---- Input rows

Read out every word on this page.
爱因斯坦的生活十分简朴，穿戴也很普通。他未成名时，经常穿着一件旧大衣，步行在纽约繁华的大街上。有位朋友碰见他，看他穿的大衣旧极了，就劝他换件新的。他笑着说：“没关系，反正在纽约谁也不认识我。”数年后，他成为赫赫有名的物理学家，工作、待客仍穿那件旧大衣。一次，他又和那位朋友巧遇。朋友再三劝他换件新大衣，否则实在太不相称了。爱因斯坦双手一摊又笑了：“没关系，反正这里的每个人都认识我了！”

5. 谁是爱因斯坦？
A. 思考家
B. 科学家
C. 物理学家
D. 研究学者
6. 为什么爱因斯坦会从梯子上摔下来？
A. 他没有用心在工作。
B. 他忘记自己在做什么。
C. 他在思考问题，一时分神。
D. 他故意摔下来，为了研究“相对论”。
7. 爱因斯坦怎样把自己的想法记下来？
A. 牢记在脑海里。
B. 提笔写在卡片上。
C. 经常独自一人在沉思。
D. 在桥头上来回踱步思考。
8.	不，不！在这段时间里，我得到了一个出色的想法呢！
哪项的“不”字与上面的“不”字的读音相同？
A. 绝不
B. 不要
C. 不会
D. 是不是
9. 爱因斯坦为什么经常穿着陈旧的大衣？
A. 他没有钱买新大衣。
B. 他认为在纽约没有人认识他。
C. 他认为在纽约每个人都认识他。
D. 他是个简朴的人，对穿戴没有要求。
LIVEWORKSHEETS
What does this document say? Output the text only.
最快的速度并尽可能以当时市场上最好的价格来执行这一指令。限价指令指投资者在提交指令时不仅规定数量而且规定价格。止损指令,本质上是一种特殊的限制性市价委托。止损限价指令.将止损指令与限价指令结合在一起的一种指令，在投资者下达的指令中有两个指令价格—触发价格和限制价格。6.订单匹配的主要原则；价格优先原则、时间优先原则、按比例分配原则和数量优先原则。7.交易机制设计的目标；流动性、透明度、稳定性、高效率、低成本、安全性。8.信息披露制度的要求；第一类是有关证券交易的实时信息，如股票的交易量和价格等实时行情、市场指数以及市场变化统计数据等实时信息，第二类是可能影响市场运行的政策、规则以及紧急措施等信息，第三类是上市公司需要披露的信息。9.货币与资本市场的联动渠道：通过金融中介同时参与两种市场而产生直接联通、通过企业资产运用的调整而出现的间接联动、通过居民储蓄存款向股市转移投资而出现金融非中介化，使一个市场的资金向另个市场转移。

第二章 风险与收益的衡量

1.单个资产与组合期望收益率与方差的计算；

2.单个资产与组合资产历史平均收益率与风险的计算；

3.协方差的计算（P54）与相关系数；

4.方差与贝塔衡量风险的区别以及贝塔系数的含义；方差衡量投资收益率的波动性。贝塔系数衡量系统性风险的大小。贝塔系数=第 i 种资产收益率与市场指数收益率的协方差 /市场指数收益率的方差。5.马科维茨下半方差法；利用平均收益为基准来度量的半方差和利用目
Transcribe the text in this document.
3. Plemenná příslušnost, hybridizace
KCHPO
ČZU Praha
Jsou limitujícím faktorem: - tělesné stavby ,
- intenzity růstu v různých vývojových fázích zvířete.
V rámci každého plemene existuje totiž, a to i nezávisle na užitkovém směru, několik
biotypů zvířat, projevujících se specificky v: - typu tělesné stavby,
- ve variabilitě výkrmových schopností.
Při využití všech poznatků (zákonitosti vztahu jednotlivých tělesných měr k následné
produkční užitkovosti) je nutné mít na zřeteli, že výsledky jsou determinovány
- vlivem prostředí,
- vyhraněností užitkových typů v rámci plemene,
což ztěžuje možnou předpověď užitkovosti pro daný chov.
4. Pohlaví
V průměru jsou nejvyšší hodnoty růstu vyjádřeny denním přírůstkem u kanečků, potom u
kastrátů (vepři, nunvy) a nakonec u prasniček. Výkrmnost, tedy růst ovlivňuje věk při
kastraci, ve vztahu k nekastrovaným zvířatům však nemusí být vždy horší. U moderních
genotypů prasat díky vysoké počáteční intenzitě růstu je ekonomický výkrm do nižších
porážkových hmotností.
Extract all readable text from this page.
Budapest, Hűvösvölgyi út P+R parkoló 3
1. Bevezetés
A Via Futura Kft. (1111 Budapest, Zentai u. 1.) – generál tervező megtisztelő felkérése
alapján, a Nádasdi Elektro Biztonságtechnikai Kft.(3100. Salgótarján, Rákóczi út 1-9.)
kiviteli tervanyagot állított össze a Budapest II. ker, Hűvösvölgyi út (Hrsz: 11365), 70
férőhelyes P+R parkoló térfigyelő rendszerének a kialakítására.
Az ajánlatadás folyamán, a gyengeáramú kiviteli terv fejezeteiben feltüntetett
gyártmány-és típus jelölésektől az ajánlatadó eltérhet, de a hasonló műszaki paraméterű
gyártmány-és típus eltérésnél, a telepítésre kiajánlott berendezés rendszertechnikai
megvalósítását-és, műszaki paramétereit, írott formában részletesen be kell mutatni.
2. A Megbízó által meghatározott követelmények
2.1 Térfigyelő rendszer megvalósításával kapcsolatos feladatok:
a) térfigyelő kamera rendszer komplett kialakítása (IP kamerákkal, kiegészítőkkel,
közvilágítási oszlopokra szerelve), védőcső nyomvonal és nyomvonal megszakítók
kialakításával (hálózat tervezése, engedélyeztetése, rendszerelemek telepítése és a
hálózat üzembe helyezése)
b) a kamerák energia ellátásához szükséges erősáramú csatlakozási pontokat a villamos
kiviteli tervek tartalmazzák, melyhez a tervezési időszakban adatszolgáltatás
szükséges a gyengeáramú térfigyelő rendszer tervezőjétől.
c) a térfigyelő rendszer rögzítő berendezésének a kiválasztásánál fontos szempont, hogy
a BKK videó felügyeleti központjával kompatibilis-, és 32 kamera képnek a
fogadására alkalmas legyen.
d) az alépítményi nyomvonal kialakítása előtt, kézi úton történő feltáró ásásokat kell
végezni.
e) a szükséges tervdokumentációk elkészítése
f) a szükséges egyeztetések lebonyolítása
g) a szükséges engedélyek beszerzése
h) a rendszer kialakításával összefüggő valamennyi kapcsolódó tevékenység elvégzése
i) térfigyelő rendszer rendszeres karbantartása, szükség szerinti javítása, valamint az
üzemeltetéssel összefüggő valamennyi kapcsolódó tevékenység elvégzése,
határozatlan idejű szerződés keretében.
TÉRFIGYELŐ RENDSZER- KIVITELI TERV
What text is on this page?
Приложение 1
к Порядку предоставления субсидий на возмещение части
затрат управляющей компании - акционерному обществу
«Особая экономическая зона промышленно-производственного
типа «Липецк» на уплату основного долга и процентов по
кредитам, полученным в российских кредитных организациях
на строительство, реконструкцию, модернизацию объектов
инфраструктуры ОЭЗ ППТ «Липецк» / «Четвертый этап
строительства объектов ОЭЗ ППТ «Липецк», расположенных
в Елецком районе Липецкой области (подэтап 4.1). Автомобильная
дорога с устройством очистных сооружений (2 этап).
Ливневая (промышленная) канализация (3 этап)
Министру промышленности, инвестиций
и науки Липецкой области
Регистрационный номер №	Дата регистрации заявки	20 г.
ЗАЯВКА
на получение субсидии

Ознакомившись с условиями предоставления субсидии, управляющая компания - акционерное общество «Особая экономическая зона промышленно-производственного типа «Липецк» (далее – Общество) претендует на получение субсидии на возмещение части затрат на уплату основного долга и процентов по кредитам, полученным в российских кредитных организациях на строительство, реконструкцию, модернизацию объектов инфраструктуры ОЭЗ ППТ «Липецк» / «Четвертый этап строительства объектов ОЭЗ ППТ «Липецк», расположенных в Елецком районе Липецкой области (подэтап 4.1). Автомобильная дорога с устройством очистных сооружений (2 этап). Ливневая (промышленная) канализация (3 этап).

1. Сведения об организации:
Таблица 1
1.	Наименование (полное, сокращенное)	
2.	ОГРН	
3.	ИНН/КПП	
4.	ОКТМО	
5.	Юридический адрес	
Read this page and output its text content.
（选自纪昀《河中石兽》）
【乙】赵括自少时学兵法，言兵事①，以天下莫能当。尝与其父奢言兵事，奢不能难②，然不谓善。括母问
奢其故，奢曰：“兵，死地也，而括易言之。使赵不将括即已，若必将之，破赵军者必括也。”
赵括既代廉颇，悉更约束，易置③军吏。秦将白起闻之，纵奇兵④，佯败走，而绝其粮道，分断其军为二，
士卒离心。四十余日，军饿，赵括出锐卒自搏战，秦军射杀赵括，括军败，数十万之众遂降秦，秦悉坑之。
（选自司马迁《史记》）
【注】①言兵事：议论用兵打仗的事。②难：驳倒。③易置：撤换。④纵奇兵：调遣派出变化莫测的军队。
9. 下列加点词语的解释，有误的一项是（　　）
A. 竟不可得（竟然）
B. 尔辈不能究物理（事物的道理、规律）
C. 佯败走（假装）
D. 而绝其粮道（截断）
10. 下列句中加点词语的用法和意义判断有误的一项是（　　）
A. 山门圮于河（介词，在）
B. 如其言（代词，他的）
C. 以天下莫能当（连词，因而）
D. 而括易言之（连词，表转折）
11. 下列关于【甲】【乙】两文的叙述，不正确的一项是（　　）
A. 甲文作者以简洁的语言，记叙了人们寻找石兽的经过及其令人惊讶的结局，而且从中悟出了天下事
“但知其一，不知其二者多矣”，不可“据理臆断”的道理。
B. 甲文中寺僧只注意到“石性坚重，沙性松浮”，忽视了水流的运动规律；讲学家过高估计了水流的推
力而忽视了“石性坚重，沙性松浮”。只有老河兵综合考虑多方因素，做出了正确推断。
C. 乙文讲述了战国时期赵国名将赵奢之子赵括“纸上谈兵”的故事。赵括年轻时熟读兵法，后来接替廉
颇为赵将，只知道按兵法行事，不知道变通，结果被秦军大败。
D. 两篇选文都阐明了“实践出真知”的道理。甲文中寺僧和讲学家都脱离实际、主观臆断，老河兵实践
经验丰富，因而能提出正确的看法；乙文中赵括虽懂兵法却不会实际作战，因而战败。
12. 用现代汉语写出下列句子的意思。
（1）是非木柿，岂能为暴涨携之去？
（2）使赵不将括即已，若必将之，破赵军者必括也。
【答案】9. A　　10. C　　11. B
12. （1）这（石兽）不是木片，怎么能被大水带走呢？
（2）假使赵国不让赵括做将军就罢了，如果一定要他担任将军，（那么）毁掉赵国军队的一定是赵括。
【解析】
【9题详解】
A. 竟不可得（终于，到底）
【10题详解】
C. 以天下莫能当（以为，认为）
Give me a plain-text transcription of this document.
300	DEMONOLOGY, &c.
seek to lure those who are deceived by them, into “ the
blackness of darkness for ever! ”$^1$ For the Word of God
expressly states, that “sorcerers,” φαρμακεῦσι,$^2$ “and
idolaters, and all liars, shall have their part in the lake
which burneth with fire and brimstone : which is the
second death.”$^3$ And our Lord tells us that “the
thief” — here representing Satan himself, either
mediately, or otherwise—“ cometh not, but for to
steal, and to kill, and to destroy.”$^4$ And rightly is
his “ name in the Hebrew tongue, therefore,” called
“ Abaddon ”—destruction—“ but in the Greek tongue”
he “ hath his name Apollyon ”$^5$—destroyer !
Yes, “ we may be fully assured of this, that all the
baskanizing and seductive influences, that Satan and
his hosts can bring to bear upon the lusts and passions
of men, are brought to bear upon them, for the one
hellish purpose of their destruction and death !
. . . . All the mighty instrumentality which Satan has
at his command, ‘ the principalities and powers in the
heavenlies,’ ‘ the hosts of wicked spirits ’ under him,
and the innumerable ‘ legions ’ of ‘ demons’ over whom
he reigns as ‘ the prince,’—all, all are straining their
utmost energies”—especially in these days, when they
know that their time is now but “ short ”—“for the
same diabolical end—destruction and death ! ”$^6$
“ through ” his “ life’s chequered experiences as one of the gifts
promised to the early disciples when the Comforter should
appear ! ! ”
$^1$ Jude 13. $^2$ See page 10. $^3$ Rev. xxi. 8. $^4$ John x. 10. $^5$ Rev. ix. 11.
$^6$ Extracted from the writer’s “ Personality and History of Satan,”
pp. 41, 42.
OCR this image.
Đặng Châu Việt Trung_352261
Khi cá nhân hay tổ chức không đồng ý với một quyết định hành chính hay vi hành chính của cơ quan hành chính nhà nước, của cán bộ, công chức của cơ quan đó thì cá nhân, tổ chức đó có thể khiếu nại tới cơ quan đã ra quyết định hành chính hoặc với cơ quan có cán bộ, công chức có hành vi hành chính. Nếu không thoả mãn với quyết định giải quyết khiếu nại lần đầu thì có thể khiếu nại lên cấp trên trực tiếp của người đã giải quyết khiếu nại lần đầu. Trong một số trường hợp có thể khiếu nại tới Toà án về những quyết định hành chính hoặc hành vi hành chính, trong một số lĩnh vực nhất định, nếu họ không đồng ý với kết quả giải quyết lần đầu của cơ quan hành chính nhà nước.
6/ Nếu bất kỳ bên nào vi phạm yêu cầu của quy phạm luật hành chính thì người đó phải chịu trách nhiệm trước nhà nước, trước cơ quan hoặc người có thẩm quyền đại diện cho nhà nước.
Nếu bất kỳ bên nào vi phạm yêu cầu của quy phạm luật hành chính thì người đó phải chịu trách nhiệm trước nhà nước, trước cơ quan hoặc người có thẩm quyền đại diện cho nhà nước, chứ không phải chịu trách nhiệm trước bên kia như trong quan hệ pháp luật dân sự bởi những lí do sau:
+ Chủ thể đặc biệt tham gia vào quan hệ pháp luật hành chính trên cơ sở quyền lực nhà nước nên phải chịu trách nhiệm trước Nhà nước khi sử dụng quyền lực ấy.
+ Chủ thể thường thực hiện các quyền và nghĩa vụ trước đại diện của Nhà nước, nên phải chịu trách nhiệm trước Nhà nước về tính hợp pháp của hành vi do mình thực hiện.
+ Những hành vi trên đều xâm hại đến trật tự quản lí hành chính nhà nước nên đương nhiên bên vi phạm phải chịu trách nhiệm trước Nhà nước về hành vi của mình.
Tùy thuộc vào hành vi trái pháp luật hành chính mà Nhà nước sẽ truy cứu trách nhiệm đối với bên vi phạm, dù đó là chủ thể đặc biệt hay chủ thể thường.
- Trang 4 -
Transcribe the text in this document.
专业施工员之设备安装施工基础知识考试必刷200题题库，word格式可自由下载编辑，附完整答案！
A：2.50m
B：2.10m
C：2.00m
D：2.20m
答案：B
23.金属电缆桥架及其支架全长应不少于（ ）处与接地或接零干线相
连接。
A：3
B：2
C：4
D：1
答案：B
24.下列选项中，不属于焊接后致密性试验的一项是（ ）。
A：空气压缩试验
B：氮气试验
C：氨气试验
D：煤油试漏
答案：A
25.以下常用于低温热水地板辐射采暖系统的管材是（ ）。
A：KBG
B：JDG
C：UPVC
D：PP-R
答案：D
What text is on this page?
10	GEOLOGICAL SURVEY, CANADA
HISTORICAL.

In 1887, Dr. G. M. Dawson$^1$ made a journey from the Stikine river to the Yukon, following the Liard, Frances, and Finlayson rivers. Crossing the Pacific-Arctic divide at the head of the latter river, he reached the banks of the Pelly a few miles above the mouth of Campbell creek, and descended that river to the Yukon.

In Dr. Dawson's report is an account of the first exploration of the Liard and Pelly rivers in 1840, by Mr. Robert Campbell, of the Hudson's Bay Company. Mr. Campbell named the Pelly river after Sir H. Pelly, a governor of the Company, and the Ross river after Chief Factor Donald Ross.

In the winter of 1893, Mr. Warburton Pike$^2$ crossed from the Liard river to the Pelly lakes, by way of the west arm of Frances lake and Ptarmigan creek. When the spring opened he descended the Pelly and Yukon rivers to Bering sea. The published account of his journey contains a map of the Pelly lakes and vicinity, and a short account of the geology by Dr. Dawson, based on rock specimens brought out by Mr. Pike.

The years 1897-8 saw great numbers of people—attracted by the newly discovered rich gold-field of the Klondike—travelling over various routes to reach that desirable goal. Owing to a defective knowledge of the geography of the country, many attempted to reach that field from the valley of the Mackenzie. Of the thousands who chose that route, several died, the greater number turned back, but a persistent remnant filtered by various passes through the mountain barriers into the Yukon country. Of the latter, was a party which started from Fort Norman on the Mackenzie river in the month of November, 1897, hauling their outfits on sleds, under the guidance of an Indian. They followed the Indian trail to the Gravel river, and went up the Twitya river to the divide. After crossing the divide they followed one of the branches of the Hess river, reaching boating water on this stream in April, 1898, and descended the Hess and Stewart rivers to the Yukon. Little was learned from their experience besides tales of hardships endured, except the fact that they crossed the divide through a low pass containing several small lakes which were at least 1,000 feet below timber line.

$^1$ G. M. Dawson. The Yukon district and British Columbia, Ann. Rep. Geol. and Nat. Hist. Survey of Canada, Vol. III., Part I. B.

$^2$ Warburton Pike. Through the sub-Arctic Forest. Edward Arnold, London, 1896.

--------

Exercise aim: Count every line above that holds the word "creek", and state the number and nothing more.

Right answer: 2